-- Task to carry out --
Return every record exactly as written.

#### Entries shown ####

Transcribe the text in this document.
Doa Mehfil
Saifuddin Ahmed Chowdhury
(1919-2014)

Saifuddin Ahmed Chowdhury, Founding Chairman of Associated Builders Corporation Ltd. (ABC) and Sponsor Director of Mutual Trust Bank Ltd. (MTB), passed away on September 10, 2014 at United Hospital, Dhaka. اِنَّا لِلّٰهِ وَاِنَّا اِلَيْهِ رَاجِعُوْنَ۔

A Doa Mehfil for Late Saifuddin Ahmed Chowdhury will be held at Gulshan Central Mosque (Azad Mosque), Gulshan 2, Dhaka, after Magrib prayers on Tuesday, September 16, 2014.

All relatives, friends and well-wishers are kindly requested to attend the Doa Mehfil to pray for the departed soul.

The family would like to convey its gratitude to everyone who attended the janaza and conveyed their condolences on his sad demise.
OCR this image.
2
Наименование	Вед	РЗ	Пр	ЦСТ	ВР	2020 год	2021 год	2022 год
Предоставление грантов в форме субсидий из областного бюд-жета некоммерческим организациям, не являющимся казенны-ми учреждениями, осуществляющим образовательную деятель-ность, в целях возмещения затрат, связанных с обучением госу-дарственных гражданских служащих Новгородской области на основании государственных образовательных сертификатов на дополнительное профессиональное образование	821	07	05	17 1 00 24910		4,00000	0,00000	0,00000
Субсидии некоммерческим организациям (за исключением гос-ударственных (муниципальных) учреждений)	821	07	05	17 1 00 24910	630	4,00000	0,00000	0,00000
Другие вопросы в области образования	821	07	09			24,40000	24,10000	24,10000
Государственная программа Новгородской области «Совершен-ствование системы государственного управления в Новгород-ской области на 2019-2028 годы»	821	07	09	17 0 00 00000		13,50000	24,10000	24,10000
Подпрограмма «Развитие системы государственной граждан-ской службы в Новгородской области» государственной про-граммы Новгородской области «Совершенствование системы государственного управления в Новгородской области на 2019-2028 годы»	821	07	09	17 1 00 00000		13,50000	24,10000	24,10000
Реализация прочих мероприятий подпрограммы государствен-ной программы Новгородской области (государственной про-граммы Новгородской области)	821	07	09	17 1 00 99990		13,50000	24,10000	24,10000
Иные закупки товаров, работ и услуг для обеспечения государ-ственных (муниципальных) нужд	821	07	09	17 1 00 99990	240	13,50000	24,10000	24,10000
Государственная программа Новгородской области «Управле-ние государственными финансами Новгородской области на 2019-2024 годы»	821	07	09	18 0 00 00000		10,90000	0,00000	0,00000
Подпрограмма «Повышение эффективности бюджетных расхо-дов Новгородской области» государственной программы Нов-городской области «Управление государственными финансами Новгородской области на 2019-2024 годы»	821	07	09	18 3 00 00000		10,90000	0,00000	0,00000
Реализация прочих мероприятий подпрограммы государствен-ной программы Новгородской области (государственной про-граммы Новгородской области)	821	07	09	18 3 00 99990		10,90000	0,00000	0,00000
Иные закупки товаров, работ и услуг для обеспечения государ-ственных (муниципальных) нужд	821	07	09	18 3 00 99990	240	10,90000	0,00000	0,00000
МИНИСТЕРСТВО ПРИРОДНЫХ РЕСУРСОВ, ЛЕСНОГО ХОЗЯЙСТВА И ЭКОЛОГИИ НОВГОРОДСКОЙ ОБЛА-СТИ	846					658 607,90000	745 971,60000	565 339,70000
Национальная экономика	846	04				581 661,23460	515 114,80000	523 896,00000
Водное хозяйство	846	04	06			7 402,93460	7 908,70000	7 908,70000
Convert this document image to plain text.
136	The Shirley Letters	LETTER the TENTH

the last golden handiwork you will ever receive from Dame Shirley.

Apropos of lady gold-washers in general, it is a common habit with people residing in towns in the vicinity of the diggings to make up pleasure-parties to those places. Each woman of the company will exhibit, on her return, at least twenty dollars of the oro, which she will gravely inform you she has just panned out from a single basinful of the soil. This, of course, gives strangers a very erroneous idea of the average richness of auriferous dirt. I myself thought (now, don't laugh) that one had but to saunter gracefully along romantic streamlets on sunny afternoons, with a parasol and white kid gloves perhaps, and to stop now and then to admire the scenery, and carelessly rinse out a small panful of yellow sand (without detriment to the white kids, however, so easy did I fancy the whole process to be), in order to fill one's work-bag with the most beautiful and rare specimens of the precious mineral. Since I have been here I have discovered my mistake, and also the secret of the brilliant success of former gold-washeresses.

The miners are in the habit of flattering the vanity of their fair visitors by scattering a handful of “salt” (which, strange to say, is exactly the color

####

-- Problem solution --
Transcribe the text in this document.
Doa Mehfil
Saifuddin Ahmed Chowdhury
(1919-2014)

Saifuddin Ahmed Chowdhury, Founding Chairman of Associated Builders Corporation Ltd. (ABC) and Sponsor Director of Mutual Trust Bank Ltd. (MTB), passed away on September 10, 2014 at United Hospital, Dhaka. اِنَّا لِلّٰهِ وَاِنَّا اِلَيْهِ رَاجِعُوْنَ۔

A Doa Mehfil for Late Saifuddin Ahmed Chowdhury will be held at Gulshan Central Mosque (Azad Mosque), Gulshan 2, Dhaka, after Magrib prayers on Tuesday, September 16, 2014.

All relatives, friends and well-wishers are kindly requested to attend the Doa Mehfil to pray for the departed soul.

The family would like to convey its gratitude to everyone who attended the janaza and conveyed their condolences on his sad demise.
OCR this image.
2
Наименование	Вед	РЗ	Пр	ЦСТ	ВР	2020 год	2021 год	2022 год
Предоставление грантов в форме субсидий из областного бюд-жета некоммерческим организациям, не являющимся казенны-ми учреждениями, осуществляющим образовательную деятель-ность, в целях возмещения затрат, связанных с обучением госу-дарственных гражданских служащих Новгородской области на основании государственных образовательных сертификатов на дополнительное профессиональное образование	821	07	05	17 1 00 24910		4,00000	0,00000	0,00000
Субсидии некоммерческим организациям (за исключением гос-ударственных (муниципальных) учреждений)	821	07	05	17 1 00 24910	630	4,00000	0,00000	0,00000
Другие вопросы в области образования	821	07	09			24,40000	24,10000	24,10000
Государственная программа Новгородской области «Совершен-ствование системы государственного управления в Новгород-ской области на 2019-2028 годы»	821	07	09	17 0 00 00000		13,50000	24,10000	24,10000
Подпрограмма «Развитие системы государственной граждан-ской службы в Новгородской области» государственной про-граммы Новгородской области «Совершенствование системы государственного управления в Новгородской области на 2019-2028 годы»	821	07	09	17 1 00 00000		13,50000	24,10000	24,10000
Реализация прочих мероприятий подпрограммы государствен-ной программы Новгородской области (государственной про-граммы Новгородской области)	821	07	09	17 1 00 99990		13,50000	24,10000	24,10000
Иные закупки товаров, работ и услуг для обеспечения государ-ственных (муниципальных) нужд	821	07	09	17 1 00 99990	240	13,50000	24,10000	24,10000
Государственная программа Новгородской области «Управле-ние государственными финансами Новгородской области на 2019-2024 годы»	821	07	09	18 0 00 00000		10,90000	0,00000	0,00000
Подпрограмма «Повышение эффективности бюджетных расхо-дов Новгородской области» государственной программы Нов-городской области «Управление государственными финансами Новгородской области на 2019-2024 годы»	821	07	09	18 3 00 00000		10,90000	0,00000	0,00000
Реализация прочих мероприятий подпрограммы государствен-ной программы Новгородской области (государственной про-граммы Новгородской области)	821	07	09	18 3 00 99990		10,90000	0,00000	0,00000
Иные закупки товаров, работ и услуг для обеспечения государ-ственных (муниципальных) нужд	821	07	09	18 3 00 99990	240	10,90000	0,00000	0,00000
МИНИСТЕРСТВО ПРИРОДНЫХ РЕСУРСОВ, ЛЕСНОГО ХОЗЯЙСТВА И ЭКОЛОГИИ НОВГОРОДСКОЙ ОБЛА-СТИ	846					658 607,90000	745 971,60000	565 339,70000
Национальная экономика	846	04				581 661,23460	515 114,80000	523 896,00000
Водное хозяйство	846	04	06			7 402,93460	7 908,70000	7 908,70000
Convert this document image to plain text.
136	The Shirley Letters	LETTER the TENTH

the last golden handiwork you will ever receive from Dame Shirley.

Apropos of lady gold-washers in general, it is a common habit with people residing in towns in the vicinity of the diggings to make up pleasure-parties to those places. Each woman of the company will exhibit, on her return, at least twenty dollars of the oro, which she will gravely inform you she has just panned out from a single basinful of the soil. This, of course, gives strangers a very erroneous idea of the average richness of auriferous dirt. I myself thought (now, don't laugh) that one had but to saunter gracefully along romantic streamlets on sunny afternoons, with a parasol and white kid gloves perhaps, and to stop now and then to admire the scenery, and carelessly rinse out a small panful of yellow sand (without detriment to the white kids, however, so easy did I fancy the whole process to be), in order to fill one's work-bag with the most beautiful and rare specimens of the precious mineral. Since I have been here I have discovered my mistake, and also the secret of the brilliant success of former gold-washeresses.

The miners are in the habit of flattering the vanity of their fair visitors by scattering a handful of “salt” (which, strange to say, is exactly the color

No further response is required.